» **SET PROBLEM**
Reproduce the full listing that appears beneath this instruction exactly.

» **RECORDS TO PROCESS**
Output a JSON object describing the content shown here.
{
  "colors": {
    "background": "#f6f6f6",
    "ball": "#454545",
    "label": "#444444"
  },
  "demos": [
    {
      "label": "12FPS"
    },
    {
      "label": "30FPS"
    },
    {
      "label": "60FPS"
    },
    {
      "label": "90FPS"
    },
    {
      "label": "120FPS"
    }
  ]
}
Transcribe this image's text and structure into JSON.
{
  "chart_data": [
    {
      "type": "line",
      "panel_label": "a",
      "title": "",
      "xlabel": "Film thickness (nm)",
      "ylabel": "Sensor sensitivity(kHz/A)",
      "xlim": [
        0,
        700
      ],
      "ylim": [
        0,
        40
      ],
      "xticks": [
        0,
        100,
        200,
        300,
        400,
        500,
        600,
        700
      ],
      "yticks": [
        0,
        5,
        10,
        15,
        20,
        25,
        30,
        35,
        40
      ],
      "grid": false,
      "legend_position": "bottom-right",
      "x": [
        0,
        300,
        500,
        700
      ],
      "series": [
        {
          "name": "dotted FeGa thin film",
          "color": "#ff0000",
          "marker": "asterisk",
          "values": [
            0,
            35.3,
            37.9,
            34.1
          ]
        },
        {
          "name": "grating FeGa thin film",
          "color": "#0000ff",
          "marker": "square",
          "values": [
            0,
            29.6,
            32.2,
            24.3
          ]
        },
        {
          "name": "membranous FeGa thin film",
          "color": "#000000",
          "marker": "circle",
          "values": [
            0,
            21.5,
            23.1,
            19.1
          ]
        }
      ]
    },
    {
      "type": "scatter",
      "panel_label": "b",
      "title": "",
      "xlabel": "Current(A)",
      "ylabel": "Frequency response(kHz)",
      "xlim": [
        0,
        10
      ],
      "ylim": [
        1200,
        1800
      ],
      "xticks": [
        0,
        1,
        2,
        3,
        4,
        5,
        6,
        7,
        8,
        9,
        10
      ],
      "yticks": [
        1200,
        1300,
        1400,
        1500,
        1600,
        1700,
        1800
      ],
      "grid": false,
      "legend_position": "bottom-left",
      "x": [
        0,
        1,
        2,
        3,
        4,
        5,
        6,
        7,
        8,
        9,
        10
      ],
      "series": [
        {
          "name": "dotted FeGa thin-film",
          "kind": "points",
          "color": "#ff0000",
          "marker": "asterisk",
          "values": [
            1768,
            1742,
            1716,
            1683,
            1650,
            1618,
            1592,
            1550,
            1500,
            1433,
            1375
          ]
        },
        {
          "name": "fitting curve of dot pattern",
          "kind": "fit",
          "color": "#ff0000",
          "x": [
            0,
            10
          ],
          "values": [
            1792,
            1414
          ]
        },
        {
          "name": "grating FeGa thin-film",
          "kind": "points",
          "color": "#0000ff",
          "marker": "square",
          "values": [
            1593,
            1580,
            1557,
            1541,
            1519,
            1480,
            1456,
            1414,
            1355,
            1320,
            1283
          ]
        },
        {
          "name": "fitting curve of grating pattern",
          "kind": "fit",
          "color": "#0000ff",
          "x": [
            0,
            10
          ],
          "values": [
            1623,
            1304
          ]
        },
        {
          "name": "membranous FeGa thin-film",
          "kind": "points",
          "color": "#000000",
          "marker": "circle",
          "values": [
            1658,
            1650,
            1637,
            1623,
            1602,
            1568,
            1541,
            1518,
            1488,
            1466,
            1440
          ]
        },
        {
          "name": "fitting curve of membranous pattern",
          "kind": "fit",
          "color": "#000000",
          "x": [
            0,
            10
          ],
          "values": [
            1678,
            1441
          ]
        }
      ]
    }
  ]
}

» **ANSWER TO THE PROBLEM**
Output a JSON object describing the content shown here.
{
  "colors": {
    "background": "#f6f6f6",
    "ball": "#454545",
    "label": "#444444"
  },
  "demos": [
    {
      "label": "12FPS"
    },
    {
      "label": "30FPS"
    },
    {
      "label": "60FPS"
    },
    {
      "label": "90FPS"
    },
    {
      "label": "120FPS"
    }
  ]
}
Transcribe this image's text and structure into JSON.
{
  "chart_data": [
    {
      "type": "line",
      "panel_label": "a",
      "title": "",
      "xlabel": "Film thickness (nm)",
      "ylabel": "Sensor sensitivity(kHz/A)",
      "xlim": [
        0,
        700
      ],
      "ylim": [
        0,
        40
      ],
      "xticks": [
        0,
        100,
        200,
        300,
        400,
        500,
        600,
        700
      ],
      "yticks": [
        0,
        5,
        10,
        15,
        20,
        25,
        30,
        35,
        40
      ],
      "grid": false,
      "legend_position": "bottom-right",
      "x": [
        0,
        300,
        500,
        700
      ],
      "series": [
        {
          "name": "dotted FeGa thin film",
          "color": "#ff0000",
          "marker": "asterisk",
          "values": [
            0,
            35.3,
            37.9,
            34.1
          ]
        },
        {
          "name": "grating FeGa thin film",
          "color": "#0000ff",
          "marker": "square",
          "values": [
            0,
            29.6,
            32.2,
            24.3
          ]
        },
        {
          "name": "membranous FeGa thin film",
          "color": "#000000",
          "marker": "circle",
          "values": [
            0,
            21.5,
            23.1,
            19.1
          ]
        }
      ]
    },
    {
      "type": "scatter",
      "panel_label": "b",
      "title": "",
      "xlabel": "Current(A)",
      "ylabel": "Frequency response(kHz)",
      "xlim": [
        0,
        10
      ],
      "ylim": [
        1200,
        1800
      ],
      "xticks": [
        0,
        1,
        2,
        3,
        4,
        5,
        6,
        7,
        8,
        9,
        10
      ],
      "yticks": [
        1200,
        1300,
        1400,
        1500,
        1600,
        1700,
        1800
      ],
      "grid": false,
      "legend_position": "bottom-left",
      "x": [
        0,
        1,
        2,
        3,
        4,
        5,
        6,
        7,
        8,
        9,
        10
      ],
      "series": [
        {
          "name": "dotted FeGa thin-film",
          "kind": "points",
          "color": "#ff0000",
          "marker": "asterisk",
          "values": [
            1768,
            1742,
            1716,
            1683,
            1650,
            1618,
            1592,
            1550,
            1500,
            1433,
            1375
          ]
        },
        {
          "name": "fitting curve of dot pattern",
          "kind": "fit",
          "color": "#ff0000",
          "x": [
            0,
            10
          ],
          "values": [
            1792,
            1414
          ]
        },
        {
          "name": "grating FeGa thin-film",
          "kind": "points",
          "color": "#0000ff",
          "marker": "square",
          "values": [
            1593,
            1580,
            1557,
            1541,
            1519,
            1480,
            1456,
            1414,
            1355,
            1320,
            1283
          ]
        },
        {
          "name": "fitting curve of grating pattern",
          "kind": "fit",
          "color": "#0000ff",
          "x": [
            0,
            10
          ],
          "values": [
            1623,
            1304
          ]
        },
        {
          "name": "membranous FeGa thin-film",
          "kind": "points",
          "color": "#000000",
          "marker": "circle",
          "values": [
            1658,
            1650,
            1637,
            1623,
            1602,
            1568,
            1541,
            1518,
            1488,
            1466,
            1440
          ]
        },
        {
          "name": "fitting curve of membranous pattern",
          "kind": "fit",
          "color": "#000000",
          "x": [
            0,
            10
          ],
          "values": [
            1678,
            1441
          ]
        }
      ]
    }
  ]
}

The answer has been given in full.